* **The request**
Read the listing below and copy out every line that holds "Government".

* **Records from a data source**

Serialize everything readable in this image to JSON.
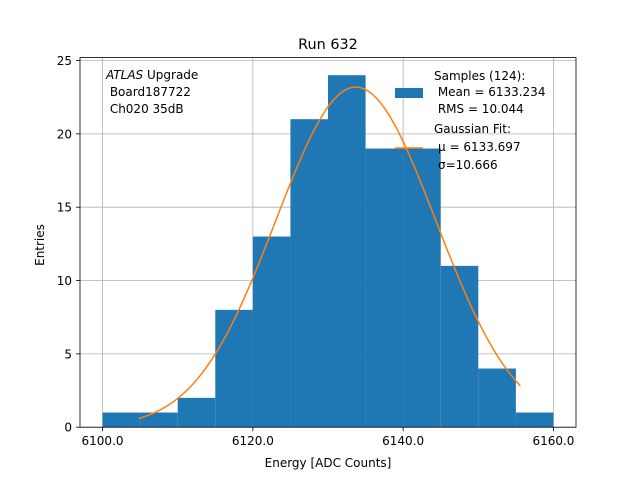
{
  "chart_data": {
    "type": "bar",
    "title": "Run 632",
    "xlabel": "Energy [ADC Counts]",
    "ylabel": "Entries",
    "xlim": [
      6097.0,
      6163.0
    ],
    "ylim": [
      0,
      25.2
    ],
    "xticks": [
      6100,
      6120,
      6140,
      6160
    ],
    "xtick_labels": [
      "6100.0",
      "6120.0",
      "6140.0",
      "6160.0"
    ],
    "yticks": [
      0,
      5,
      10,
      15,
      20,
      25
    ],
    "ytick_labels": [
      "0",
      "5",
      "10",
      "15",
      "20",
      "25"
    ],
    "grid": true,
    "bin_edges": [
      6100,
      6105,
      6110,
      6115,
      6120,
      6125,
      6130,
      6135,
      6140,
      6145,
      6150,
      6155,
      6160
    ],
    "counts": [
      1,
      1,
      2,
      8,
      13,
      21,
      24,
      19,
      19,
      11,
      4,
      1
    ],
    "bar_color": "#1f77b4",
    "fit": {
      "mu": 6133.697,
      "sigma": 10.666,
      "x_start": 6104.8,
      "x_end": 6155.6,
      "color": "#ff7f0e"
    },
    "annotation": {
      "line1_italic": "ATLAS",
      "line1_rest": " Upgrade",
      "line2": " Board187722",
      "line3": " Ch020 35dB"
    },
    "legend": {
      "placement": "top-right",
      "hist_lines": [
        "Samples (124):",
        " Mean = 6133.234",
        " RMS = 10.044"
      ],
      "fit_lines": [
        "Gaussian Fit:",
        "μ = 6133.697",
        "σ=10.666"
      ]
    }
  }
}
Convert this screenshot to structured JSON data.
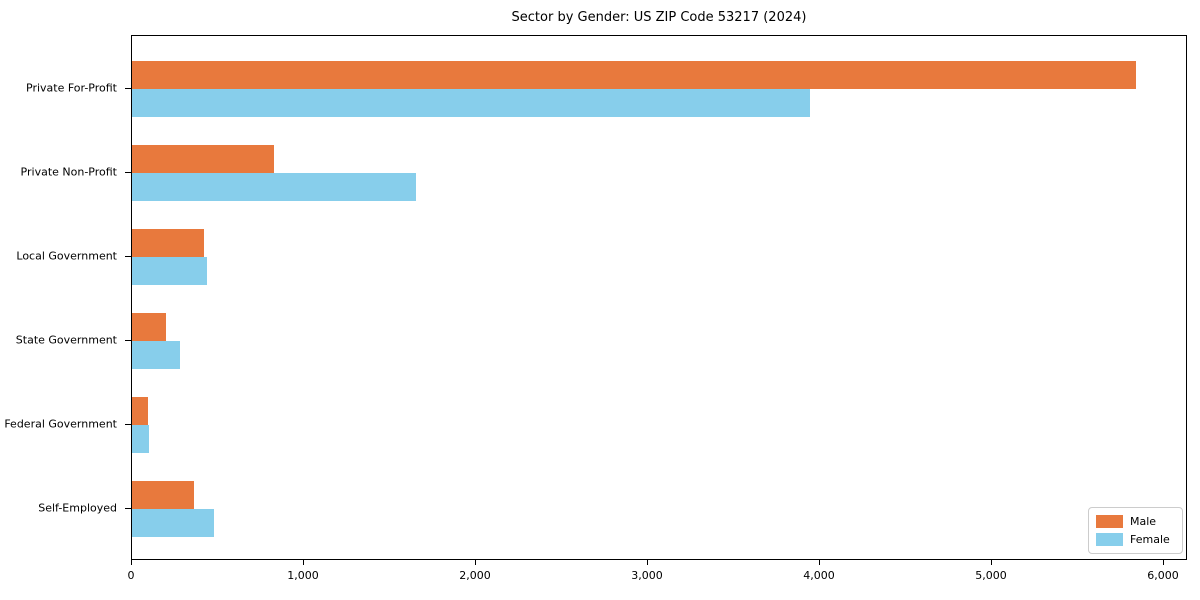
{
  "title": "Sector by Gender: US ZIP Code 53217 (2024)",
  "chart_data": {
    "type": "bar",
    "orientation": "horizontal",
    "title": "Sector by Gender: US ZIP Code 53217 (2024)",
    "categories": [
      "Private For-Profit",
      "Private Non-Profit",
      "Local Government",
      "State Government",
      "Federal Government",
      "Self-Employed"
    ],
    "series": [
      {
        "name": "Male",
        "color": "#e8793d",
        "values": [
          5840,
          825,
          420,
          195,
          95,
          360
        ]
      },
      {
        "name": "Female",
        "color": "#87ceeb",
        "values": [
          3940,
          1650,
          435,
          280,
          100,
          475
        ]
      }
    ],
    "xlabel": "",
    "ylabel": "",
    "xlim": [
      0,
      6140
    ],
    "xticks": [
      0,
      1000,
      2000,
      3000,
      4000,
      5000,
      6000
    ],
    "xtick_labels": [
      "0",
      "1,000",
      "2,000",
      "3,000",
      "4,000",
      "5,000",
      "6,000"
    ],
    "grid": false,
    "legend": {
      "position": "lower right",
      "entries": [
        "Male",
        "Female"
      ]
    }
  }
}
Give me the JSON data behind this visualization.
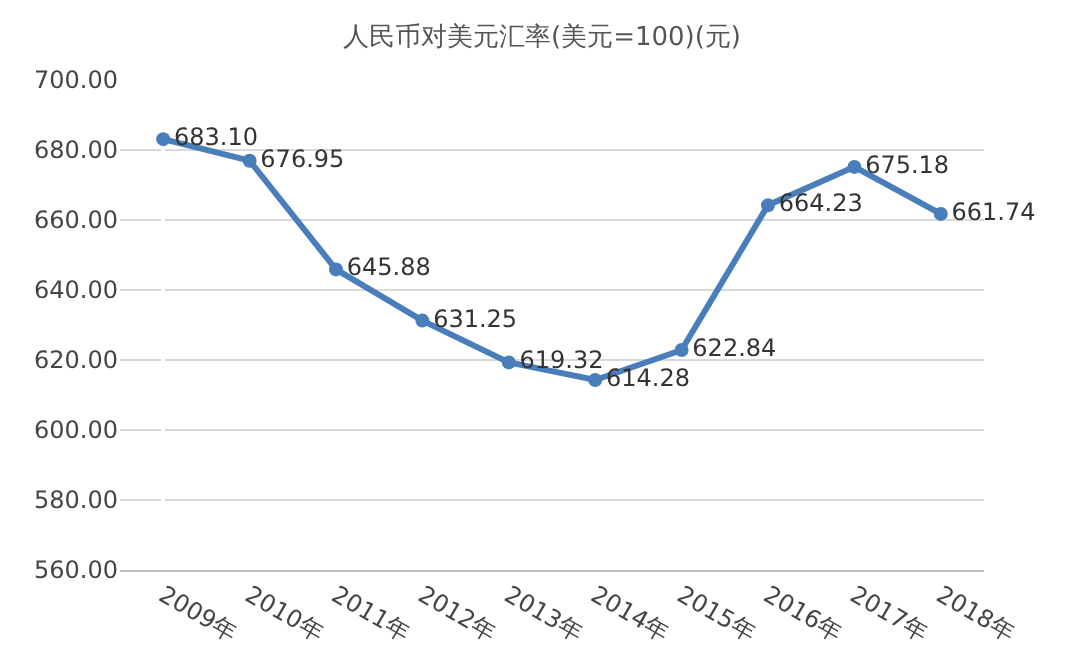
{
  "chart_data": {
    "type": "line",
    "title": "人民币对美元汇率(美元=100)(元)",
    "categories": [
      "2009年",
      "2010年",
      "2011年",
      "2012年",
      "2013年",
      "2014年",
      "2015年",
      "2016年",
      "2017年",
      "2018年"
    ],
    "series": [
      {
        "color": "#4a7ebb",
        "values": [
          683.1,
          676.95,
          645.88,
          631.25,
          619.32,
          614.28,
          622.84,
          664.23,
          675.18,
          661.74
        ],
        "value_labels": [
          "683.10",
          "676.95",
          "645.88",
          "631.25",
          "619.32",
          "614.28",
          "622.84",
          "664.23",
          "675.18",
          "661.74"
        ]
      }
    ],
    "ylim": [
      560,
      700
    ],
    "yticks": [
      {
        "value": 560,
        "label": "560.00"
      },
      {
        "value": 580,
        "label": "580.00"
      },
      {
        "value": 600,
        "label": "600.00"
      },
      {
        "value": 620,
        "label": "620.00"
      },
      {
        "value": 640,
        "label": "640.00"
      },
      {
        "value": 660,
        "label": "660.00"
      },
      {
        "value": 680,
        "label": "680.00"
      },
      {
        "value": 700,
        "label": "700.00"
      }
    ],
    "grid": "y",
    "marker": "circle",
    "line_style": "solid"
  }
}
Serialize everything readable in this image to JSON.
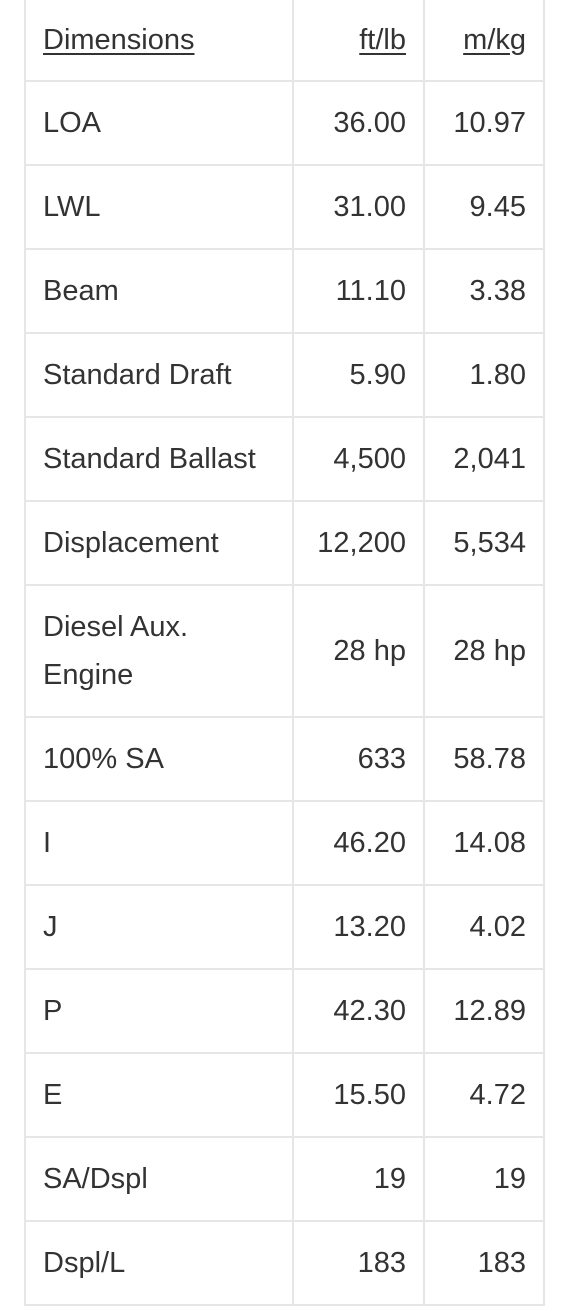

* **Reply to the exercise**
      "Local Government",
      "State Government",
      "Federal Government",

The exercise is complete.